— Start Data excerpts —

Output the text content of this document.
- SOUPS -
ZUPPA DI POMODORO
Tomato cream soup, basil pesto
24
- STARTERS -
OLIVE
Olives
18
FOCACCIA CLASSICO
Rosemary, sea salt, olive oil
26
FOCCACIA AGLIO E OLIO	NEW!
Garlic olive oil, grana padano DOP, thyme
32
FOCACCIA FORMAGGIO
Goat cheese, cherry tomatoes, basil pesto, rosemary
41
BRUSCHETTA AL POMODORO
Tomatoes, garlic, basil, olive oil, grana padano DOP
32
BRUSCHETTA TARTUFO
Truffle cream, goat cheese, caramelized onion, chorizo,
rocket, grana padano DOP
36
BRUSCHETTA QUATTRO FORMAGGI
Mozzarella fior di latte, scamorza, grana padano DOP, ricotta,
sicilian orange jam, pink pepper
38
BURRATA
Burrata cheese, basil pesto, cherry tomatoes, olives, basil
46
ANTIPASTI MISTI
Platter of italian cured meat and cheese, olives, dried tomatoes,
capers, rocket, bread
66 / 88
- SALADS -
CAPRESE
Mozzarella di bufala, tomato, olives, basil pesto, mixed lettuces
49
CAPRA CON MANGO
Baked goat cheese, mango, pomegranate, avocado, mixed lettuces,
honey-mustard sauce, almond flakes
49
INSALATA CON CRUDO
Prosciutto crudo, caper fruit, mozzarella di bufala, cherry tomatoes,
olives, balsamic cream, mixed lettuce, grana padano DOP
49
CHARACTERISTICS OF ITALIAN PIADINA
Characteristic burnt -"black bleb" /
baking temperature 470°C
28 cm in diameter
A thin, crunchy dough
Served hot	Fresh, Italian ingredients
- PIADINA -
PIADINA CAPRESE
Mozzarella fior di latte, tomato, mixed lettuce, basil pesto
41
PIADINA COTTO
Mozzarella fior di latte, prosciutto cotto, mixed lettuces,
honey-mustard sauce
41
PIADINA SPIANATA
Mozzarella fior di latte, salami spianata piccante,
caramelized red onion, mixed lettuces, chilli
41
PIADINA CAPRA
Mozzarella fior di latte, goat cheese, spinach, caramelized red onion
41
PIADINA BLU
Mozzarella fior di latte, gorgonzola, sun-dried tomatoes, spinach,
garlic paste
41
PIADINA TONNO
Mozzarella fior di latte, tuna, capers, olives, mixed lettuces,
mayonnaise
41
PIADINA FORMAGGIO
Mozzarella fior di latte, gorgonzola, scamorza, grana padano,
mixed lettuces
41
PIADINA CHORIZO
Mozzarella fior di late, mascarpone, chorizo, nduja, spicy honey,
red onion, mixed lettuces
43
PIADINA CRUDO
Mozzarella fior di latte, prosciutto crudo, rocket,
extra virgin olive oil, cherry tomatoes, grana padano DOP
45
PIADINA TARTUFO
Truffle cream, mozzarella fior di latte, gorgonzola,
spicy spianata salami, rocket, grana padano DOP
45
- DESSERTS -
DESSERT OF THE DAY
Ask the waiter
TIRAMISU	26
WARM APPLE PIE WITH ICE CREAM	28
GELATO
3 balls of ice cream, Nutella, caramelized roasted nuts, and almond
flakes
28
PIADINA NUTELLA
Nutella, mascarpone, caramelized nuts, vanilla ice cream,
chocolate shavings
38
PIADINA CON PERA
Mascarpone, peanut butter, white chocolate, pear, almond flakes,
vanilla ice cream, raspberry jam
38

— End Data excerpts —

* _Set task_
Where a line holds "POMODORO", copy that line.

* _Solution for this exercise_
ZUPPA DI POMODORO
BRUSCHETTA AL POMODORO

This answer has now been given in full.